Re: Update from post-commit hook

Posted by Phil Endecott <sp...@chezphil.org>.
Ryan Schmidt wrote:
 > Phil Endecott wrote:
>> - Where do error messages from the hook scripts go?  (Using Apache.)
> ...error messages go nowhere.

Not a great decision, I must say.  How hard would it be to have them 
appear in Apache's error log?

>> - I don't want this to slow down commits if I can help it.  Is it  OK 
>> to background the hook script, i.e. to have "svn update &" in  the 
>> post-commit file?
> 
> I would definitely recommend spawning off another process somehow,  but 
> simply "svn update &" may be too simplistic. If Bob commits r100  at 
> 12:00:00 and the svn update process gets spawned at 12:00:01 and  takes 
> 10 seconds to complete, and Joe commits r101 at 12:00:02 firing  off 
> another svn update process at 12:00:03, then Joe's update process  will 
> probably throw an error that the working copy is in use /  dirty / 
> whatever it says

If the update instead waited for the working copy to be unlocked, rather 
than failing immediately, there wouldn't be a problem.  Is this an issue 
only when the hook script is backgrounded, or does it also appy in the 
normal case?  Is there a lock somewhere that is not released until the 
post-commit hook has finished?  I had assumed that the locks were 
released at the point of commit.

Cheers,

--Phil.

+===+

◆ STATED GOAL 1
How would you render this sentence from the forum post on the post-commit hook in Spanish: "I had assumed that the locks were released at the point of commit."

+===+

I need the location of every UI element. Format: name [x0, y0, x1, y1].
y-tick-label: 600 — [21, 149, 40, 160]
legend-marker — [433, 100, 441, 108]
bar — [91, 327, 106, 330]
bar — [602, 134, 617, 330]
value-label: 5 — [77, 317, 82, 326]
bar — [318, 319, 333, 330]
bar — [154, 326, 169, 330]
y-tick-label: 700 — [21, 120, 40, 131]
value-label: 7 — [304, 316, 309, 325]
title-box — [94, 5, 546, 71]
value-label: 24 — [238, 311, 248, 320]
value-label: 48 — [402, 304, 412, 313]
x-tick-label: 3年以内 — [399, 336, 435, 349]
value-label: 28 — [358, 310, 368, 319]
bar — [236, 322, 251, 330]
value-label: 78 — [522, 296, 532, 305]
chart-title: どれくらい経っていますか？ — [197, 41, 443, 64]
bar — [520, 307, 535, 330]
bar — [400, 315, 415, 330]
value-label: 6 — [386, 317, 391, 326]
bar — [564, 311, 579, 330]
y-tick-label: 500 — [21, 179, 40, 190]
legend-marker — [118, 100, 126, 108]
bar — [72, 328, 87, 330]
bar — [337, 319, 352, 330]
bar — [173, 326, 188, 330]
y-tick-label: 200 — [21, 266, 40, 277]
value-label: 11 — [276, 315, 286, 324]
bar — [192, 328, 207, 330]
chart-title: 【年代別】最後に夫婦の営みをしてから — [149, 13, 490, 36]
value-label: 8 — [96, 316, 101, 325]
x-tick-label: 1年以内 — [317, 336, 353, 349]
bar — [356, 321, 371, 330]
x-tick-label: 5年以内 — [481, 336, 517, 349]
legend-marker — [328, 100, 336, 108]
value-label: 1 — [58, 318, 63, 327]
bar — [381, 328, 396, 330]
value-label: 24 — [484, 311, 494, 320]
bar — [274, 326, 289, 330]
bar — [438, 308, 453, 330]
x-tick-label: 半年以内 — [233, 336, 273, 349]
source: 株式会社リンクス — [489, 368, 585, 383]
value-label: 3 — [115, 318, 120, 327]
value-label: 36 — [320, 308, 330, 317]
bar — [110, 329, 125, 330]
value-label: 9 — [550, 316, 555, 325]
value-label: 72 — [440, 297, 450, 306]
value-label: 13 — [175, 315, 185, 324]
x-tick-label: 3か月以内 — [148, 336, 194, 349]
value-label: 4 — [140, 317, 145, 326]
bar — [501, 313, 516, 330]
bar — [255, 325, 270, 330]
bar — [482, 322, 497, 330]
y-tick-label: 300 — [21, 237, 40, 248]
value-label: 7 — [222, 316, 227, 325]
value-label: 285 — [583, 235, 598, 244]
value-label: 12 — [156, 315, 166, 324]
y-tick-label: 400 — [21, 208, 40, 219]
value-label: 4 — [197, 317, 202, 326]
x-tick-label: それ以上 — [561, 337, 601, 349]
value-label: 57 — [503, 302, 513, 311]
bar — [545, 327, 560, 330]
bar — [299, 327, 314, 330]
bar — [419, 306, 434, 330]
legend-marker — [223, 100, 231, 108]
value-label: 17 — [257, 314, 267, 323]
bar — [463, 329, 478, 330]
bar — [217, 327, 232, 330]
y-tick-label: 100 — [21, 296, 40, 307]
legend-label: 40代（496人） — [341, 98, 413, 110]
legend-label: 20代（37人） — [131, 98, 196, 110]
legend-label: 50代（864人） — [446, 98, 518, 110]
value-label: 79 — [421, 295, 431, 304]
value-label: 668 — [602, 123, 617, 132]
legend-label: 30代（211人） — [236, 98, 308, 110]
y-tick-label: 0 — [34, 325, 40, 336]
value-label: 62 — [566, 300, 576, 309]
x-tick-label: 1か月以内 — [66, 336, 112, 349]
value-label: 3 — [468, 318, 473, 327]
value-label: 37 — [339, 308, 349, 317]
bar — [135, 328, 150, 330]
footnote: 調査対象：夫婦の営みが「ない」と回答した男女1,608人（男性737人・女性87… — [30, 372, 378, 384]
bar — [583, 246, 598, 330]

+===+

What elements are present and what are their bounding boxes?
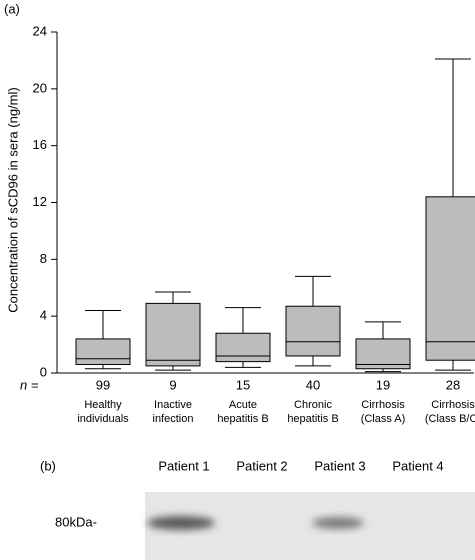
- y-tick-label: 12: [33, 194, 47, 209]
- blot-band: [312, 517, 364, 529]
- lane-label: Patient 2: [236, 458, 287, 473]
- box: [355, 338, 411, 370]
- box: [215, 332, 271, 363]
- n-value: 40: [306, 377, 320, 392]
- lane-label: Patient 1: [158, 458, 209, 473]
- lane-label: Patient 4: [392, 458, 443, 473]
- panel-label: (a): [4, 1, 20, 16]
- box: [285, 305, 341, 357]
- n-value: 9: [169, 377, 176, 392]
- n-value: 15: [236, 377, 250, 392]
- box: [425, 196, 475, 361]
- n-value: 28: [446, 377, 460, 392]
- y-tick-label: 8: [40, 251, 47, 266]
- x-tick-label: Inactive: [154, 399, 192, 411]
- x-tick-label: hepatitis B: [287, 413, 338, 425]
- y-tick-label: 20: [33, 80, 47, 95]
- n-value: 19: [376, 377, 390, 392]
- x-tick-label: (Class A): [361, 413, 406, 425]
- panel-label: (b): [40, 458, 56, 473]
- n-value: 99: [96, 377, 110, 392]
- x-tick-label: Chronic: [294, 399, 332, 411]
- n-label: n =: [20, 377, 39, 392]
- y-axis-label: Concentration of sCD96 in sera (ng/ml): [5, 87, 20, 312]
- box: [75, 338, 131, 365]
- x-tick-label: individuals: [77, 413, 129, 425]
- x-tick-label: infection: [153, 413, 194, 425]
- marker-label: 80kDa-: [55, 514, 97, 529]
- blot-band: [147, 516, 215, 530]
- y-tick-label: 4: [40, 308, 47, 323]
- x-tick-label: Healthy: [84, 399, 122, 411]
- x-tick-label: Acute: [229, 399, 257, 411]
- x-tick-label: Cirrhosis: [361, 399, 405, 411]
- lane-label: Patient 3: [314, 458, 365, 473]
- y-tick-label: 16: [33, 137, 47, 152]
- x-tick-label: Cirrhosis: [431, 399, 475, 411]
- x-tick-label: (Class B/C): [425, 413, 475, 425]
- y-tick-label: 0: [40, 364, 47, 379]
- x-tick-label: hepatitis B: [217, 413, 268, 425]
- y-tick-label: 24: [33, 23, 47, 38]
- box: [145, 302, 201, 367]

+===+

◆ STATED GOAL 2
In the records, copy out the lines from the one containing "I need the location" up to and including the one containing "bar — [482, 322, 497, 330]".

◆ TASK ANSWER 1
Había supuesto que los bloqueos se liberaban en el momento del commit.

◆ TASK ANSWER 2
I need the location of every UI element. Format: name [x0, y0, x1, y1].
y-tick-label: 600 — [21, 149, 40, 160]
legend-marker — [433, 100, 441, 108]
bar — [91, 327, 106, 330]
bar — [602, 134, 617, 330]
value-label: 5 — [77, 317, 82, 326]
bar — [318, 319, 333, 330]
bar — [154, 326, 169, 330]
y-tick-label: 700 — [21, 120, 40, 131]
value-label: 7 — [304, 316, 309, 325]
title-box — [94, 5, 546, 71]
value-label: 24 — [238, 311, 248, 320]
value-label: 48 — [402, 304, 412, 313]
x-tick-label: 3年以内 — [399, 336, 435, 349]
value-label: 28 — [358, 310, 368, 319]
bar — [236, 322, 251, 330]
value-label: 78 — [522, 296, 532, 305]
chart-title: どれくらい経っていますか？ — [197, 41, 443, 64]
bar — [520, 307, 535, 330]
bar — [400, 315, 415, 330]
value-label: 6 — [386, 317, 391, 326]
bar — [564, 311, 579, 330]
y-tick-label: 500 — [21, 179, 40, 190]
legend-marker — [118, 100, 126, 108]
bar — [72, 328, 87, 330]
bar — [337, 319, 352, 330]
bar — [173, 326, 188, 330]
y-tick-label: 200 — [21, 266, 40, 277]
value-label: 11 — [276, 315, 286, 324]
bar — [192, 328, 207, 330]
chart-title: 【年代別】最後に夫婦の営みをしてから — [149, 13, 490, 36]
value-label: 8 — [96, 316, 101, 325]
x-tick-label: 1年以内 — [317, 336, 353, 349]
bar — [356, 321, 371, 330]
x-tick-label: 5年以内 — [481, 336, 517, 349]
legend-marker — [328, 100, 336, 108]
value-label: 1 — [58, 318, 63, 327]
bar — [381, 328, 396, 330]
value-label: 24 — [484, 311, 494, 320]
bar — [274, 326, 289, 330]
bar — [438, 308, 453, 330]
x-tick-label: 半年以内 — [233, 336, 273, 349]
source: 株式会社リンクス — [489, 368, 585, 383]
value-label: 3 — [115, 318, 120, 327]
value-label: 36 — [320, 308, 330, 317]
bar — [110, 329, 125, 330]
value-label: 9 — [550, 316, 555, 325]
value-label: 72 — [440, 297, 450, 306]
value-label: 13 — [175, 315, 185, 324]
x-tick-label: 3か月以内 — [148, 336, 194, 349]
value-label: 4 — [140, 317, 145, 326]
bar — [501, 313, 516, 330]
bar — [255, 325, 270, 330]
bar — [482, 322, 497, 330]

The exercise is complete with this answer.